TASK DIRECTIONS: Set all the material down again unchanged, without the pictures.

Data items:

######

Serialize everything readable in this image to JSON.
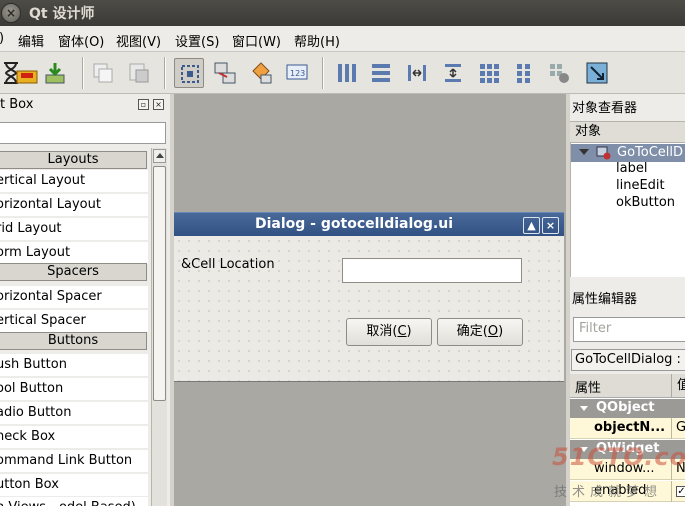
{
  "titlebar": {
    "title": "Qt 设计师",
    "close_glyph": "×"
  },
  "menubar": {
    "items": [
      {
        "label": ")"
      },
      {
        "label": "编辑"
      },
      {
        "label": "窗体(O)"
      },
      {
        "label": "视图(V)"
      },
      {
        "label": "设置(S)"
      },
      {
        "label": "窗口(W)"
      },
      {
        "label": "帮助(H)"
      }
    ]
  },
  "toolbar": {
    "icons": [
      "hourglass-icon",
      "save-icon",
      "copy-icon",
      "paste-icon",
      "edit-widgets-icon",
      "edit-signals-slots-icon",
      "edit-buddies-icon",
      "edit-tab-order-icon",
      "layout-horizontal-icon",
      "layout-vertical-icon",
      "layout-h-splitter-icon",
      "layout-v-splitter-icon",
      "layout-grid-icon",
      "layout-form-icon",
      "break-layout-icon",
      "adjust-size-icon"
    ]
  },
  "widget_box": {
    "title": "t Box",
    "float_glyph": "▫",
    "close_glyph": "×",
    "filter_value": "",
    "rows": [
      {
        "kind": "cat",
        "label": "Layouts"
      },
      {
        "kind": "item",
        "label": "ertical Layout"
      },
      {
        "kind": "item",
        "label": "orizontal Layout"
      },
      {
        "kind": "item",
        "label": "rid Layout"
      },
      {
        "kind": "item",
        "label": "orm Layout"
      },
      {
        "kind": "cat",
        "label": "Spacers"
      },
      {
        "kind": "item",
        "label": "orizontal Spacer"
      },
      {
        "kind": "item",
        "label": "ertical Spacer"
      },
      {
        "kind": "cat",
        "label": "Buttons"
      },
      {
        "kind": "item",
        "label": "ush Button"
      },
      {
        "kind": "item",
        "label": "ool Button"
      },
      {
        "kind": "item",
        "label": "adio Button"
      },
      {
        "kind": "item",
        "label": "heck Box"
      },
      {
        "kind": "item",
        "label": "ommand Link Button"
      },
      {
        "kind": "item",
        "label": "utton Box"
      },
      {
        "kind": "item",
        "label": "n Views - odel Based)"
      }
    ]
  },
  "dialog": {
    "title": "Dialog - gotocelldialog.ui",
    "minimize_glyph": "▲",
    "close_glyph": "×",
    "label": "&Cell Location",
    "line_edit_value": "",
    "cancel": {
      "text": "取消(",
      "mnemonic": "C",
      "suffix": ")"
    },
    "ok": {
      "text": "确定(",
      "mnemonic": "O",
      "suffix": ")"
    }
  },
  "object_inspector": {
    "title": "对象查看器",
    "header": "对象",
    "root": "GoToCellD",
    "children": [
      "label",
      "lineEdit",
      "okButton"
    ]
  },
  "property_editor": {
    "title": "属性编辑器",
    "filter_placeholder": "Filter",
    "class_line": "GoToCellDialog :",
    "col_property": "属性",
    "col_value": "值",
    "groups": [
      {
        "name": "QObject"
      },
      {
        "name": "QWidget"
      }
    ],
    "rows": [
      {
        "key": "objectN...",
        "value": "G"
      },
      {
        "key": "window...",
        "value": "N"
      },
      {
        "key": "enabled",
        "value": "✓"
      }
    ]
  },
  "watermark": {
    "big": "51CTO.com",
    "small": "技术成就梦想"
  }
}
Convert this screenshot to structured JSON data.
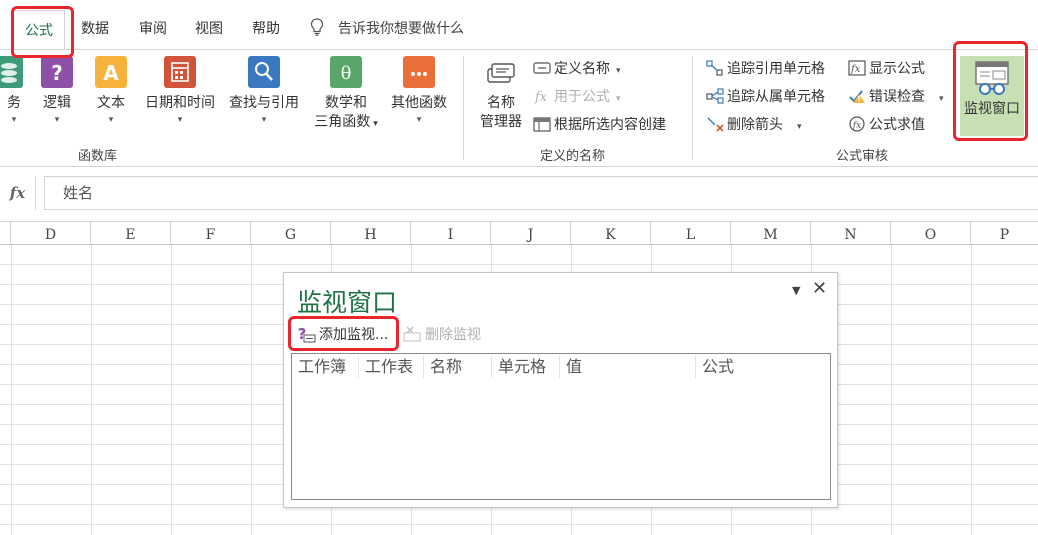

######

RESPONSE:
Serialize everything readable in this image to JSON.
{
  "titlebar": {
    "title": "Qt 设计师",
    "close_glyph": "×"
  },
  "menubar": {
    "items": [
      {
        "label": ")"
      },
      {
        "label": "编辑"
      },
      {
        "label": "窗体(O)"
      },
      {
        "label": "视图(V)"
      },
      {
        "label": "设置(S)"
      },
      {
        "label": "窗口(W)"
      },
      {
        "label": "帮助(H)"
      }
    ]
  },
  "toolbar": {
    "icons": [
      "hourglass-icon",
      "save-icon",
      "copy-icon",
      "paste-icon",
      "edit-widgets-icon",
      "edit-signals-slots-icon",
      "edit-buddies-icon",
      "edit-tab-order-icon",
      "layout-horizontal-icon",
      "layout-vertical-icon",
      "layout-h-splitter-icon",
      "layout-v-splitter-icon",
      "layout-grid-icon",
      "layout-form-icon",
      "break-layout-icon",
      "adjust-size-icon"
    ]
  },
  "widget_box": {
    "title": "t Box",
    "float_glyph": "▫",
    "close_glyph": "×",
    "filter_value": "",
    "rows": [
      {
        "kind": "cat",
        "label": "Layouts"
      },
      {
        "kind": "item",
        "label": "ertical Layout"
      },
      {
        "kind": "item",
        "label": "orizontal Layout"
      },
      {
        "kind": "item",
        "label": "rid Layout"
      },
      {
        "kind": "item",
        "label": "orm Layout"
      },
      {
        "kind": "cat",
        "label": "Spacers"
      },
      {
        "kind": "item",
        "label": "orizontal Spacer"
      },
      {
        "kind": "item",
        "label": "ertical Spacer"
      },
      {
        "kind": "cat",
        "label": "Buttons"
      },
      {
        "kind": "item",
        "label": "ush Button"
      },
      {
        "kind": "item",
        "label": "ool Button"
      },
      {
        "kind": "item",
        "label": "adio Button"
      },
      {
        "kind": "item",
        "label": "heck Box"
      },
      {
        "kind": "item",
        "label": "ommand Link Button"
      },
      {
        "kind": "item",
        "label": "utton Box"
      },
      {
        "kind": "item",
        "label": "n Views - odel Based)"
      }
    ]
  },
  "dialog": {
    "title": "Dialog - gotocelldialog.ui",
    "minimize_glyph": "▲",
    "close_glyph": "×",
    "label": "&Cell Location",
    "line_edit_value": "",
    "cancel": {
      "text": "取消(",
      "mnemonic": "C",
      "suffix": ")"
    },
    "ok": {
      "text": "确定(",
      "mnemonic": "O",
      "suffix": ")"
    }
  },
  "object_inspector": {
    "title": "对象查看器",
    "header": "对象",
    "root": "GoToCellD",
    "children": [
      "label",
      "lineEdit",
      "okButton"
    ]
  },
  "property_editor": {
    "title": "属性编辑器",
    "filter_placeholder": "Filter",
    "class_line": "GoToCellDialog :",
    "col_property": "属性",
    "col_value": "值",
    "groups": [
      {
        "name": "QObject"
      },
      {
        "name": "QWidget"
      }
    ],
    "rows": [
      {
        "key": "objectN...",
        "value": "G"
      },
      {
        "key": "window...",
        "value": "N"
      },
      {
        "key": "enabled",
        "value": "✓"
      }
    ]
  },
  "watermark": {
    "big": "51CTO.com",
    "small": "技术成就梦想"
  }
}
Convert this screenshot to structured JSON data.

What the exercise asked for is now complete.